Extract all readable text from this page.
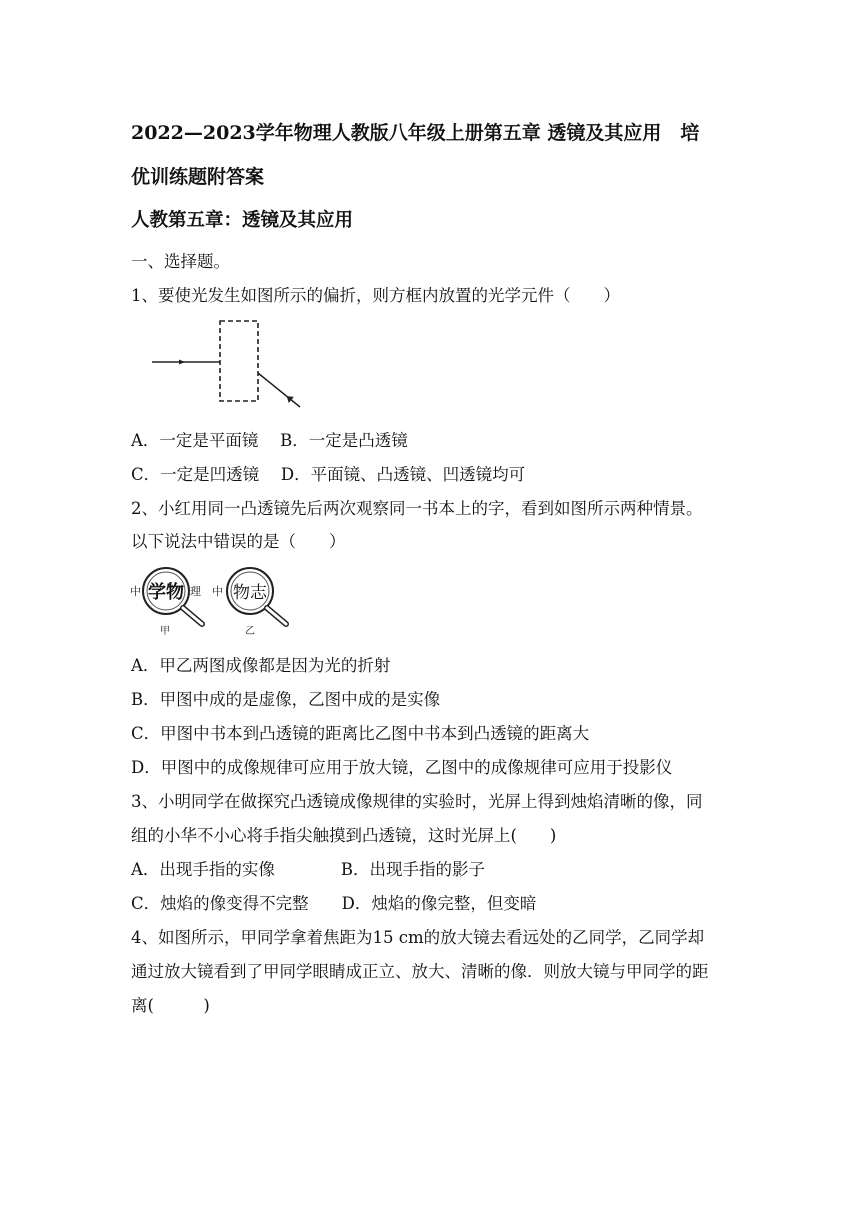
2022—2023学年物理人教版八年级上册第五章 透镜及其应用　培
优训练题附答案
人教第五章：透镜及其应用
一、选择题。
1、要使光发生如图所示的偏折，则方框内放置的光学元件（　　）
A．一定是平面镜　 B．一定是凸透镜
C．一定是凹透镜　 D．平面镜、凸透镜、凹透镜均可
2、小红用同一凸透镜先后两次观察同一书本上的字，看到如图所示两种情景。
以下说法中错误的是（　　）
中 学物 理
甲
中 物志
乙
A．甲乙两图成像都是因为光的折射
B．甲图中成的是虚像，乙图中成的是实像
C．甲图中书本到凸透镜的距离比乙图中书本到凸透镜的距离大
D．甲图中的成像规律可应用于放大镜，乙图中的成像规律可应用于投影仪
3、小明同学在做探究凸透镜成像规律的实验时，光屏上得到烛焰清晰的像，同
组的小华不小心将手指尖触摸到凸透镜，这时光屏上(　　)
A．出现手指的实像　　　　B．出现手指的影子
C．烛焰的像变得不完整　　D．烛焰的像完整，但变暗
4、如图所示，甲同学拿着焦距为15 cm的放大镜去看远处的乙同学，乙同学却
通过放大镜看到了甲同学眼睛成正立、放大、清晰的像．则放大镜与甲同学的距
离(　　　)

• • • • • • •

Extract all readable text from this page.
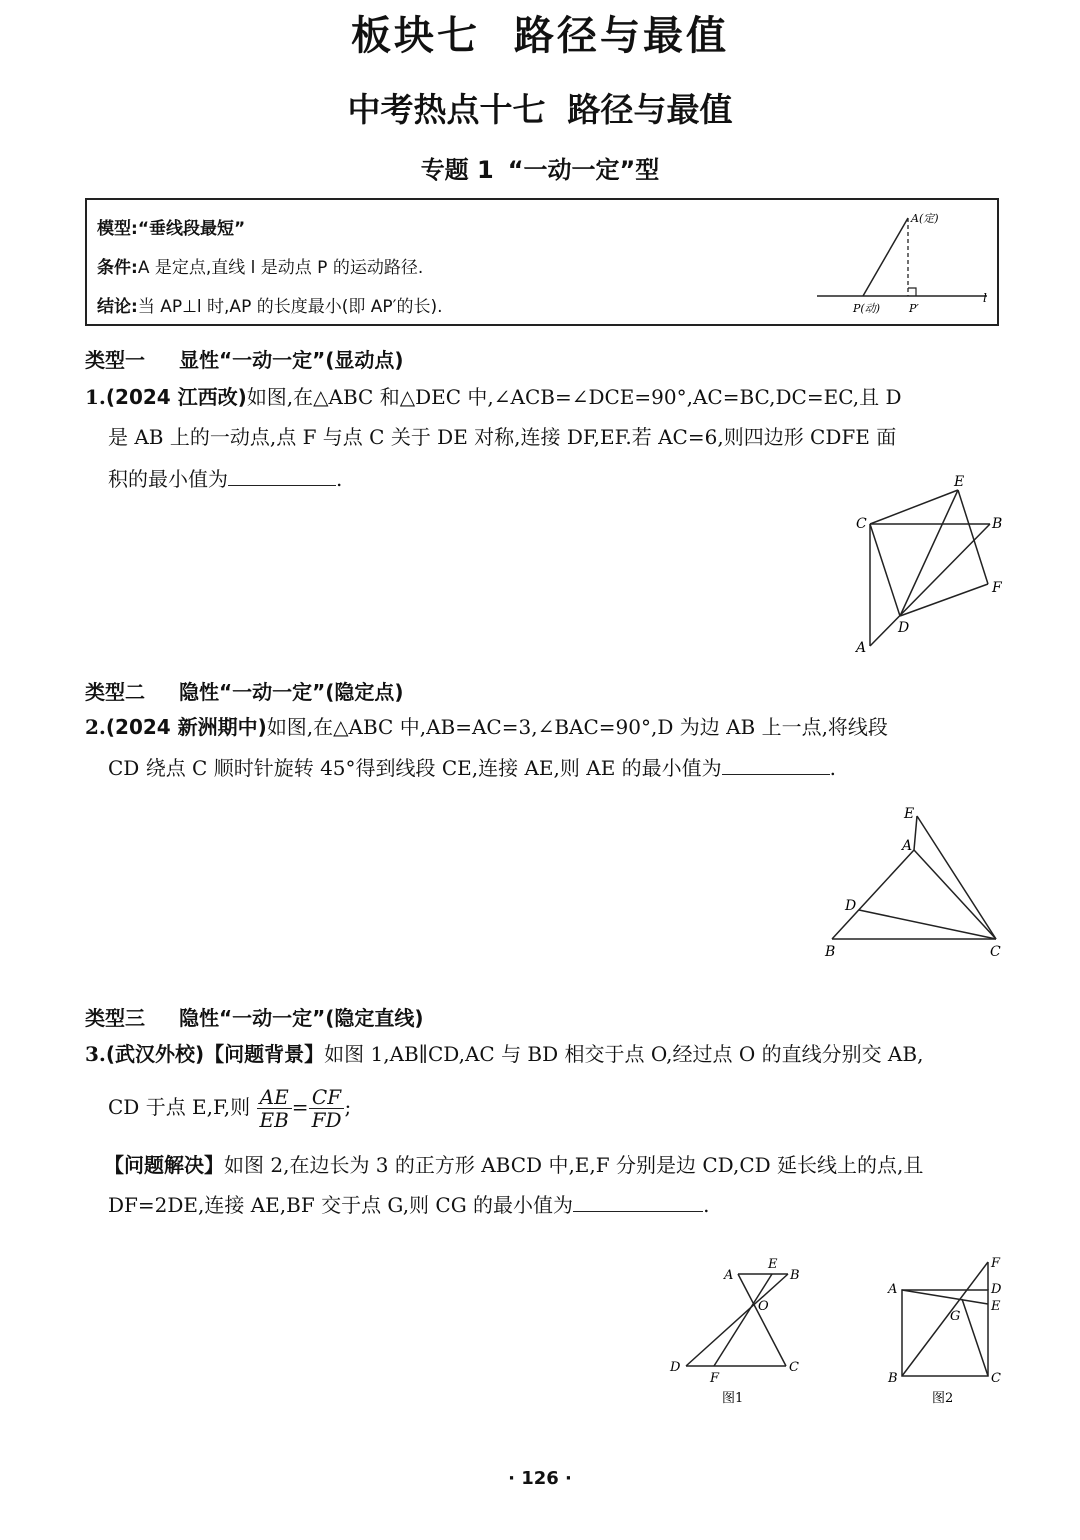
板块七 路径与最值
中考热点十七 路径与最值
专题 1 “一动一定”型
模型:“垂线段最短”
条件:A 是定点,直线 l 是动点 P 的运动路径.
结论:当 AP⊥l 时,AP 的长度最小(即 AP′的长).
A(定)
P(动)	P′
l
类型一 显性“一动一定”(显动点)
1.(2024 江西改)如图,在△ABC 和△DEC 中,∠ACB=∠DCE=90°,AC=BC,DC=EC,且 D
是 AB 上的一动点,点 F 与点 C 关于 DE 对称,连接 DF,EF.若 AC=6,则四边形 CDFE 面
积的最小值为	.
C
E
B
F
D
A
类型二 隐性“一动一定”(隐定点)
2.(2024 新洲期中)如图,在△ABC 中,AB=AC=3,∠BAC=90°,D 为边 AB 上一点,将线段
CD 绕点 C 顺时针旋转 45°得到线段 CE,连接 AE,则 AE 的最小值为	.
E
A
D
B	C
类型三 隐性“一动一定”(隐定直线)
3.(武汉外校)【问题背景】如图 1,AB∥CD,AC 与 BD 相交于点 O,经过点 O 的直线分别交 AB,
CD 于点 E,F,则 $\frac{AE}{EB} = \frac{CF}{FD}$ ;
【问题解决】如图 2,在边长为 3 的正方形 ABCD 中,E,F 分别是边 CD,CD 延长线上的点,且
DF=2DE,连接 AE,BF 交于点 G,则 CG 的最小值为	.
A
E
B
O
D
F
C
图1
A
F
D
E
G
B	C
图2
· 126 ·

• • • • • • •

• Work to be completed: From the data, pick out every line that includes "一动一定".

• Answer below:
专题 1 “一动一定”型
类型一 显性“一动一定”(显动点)
类型二 隐性“一动一定”(隐定点)
类型三 隐性“一动一定”(隐定直线)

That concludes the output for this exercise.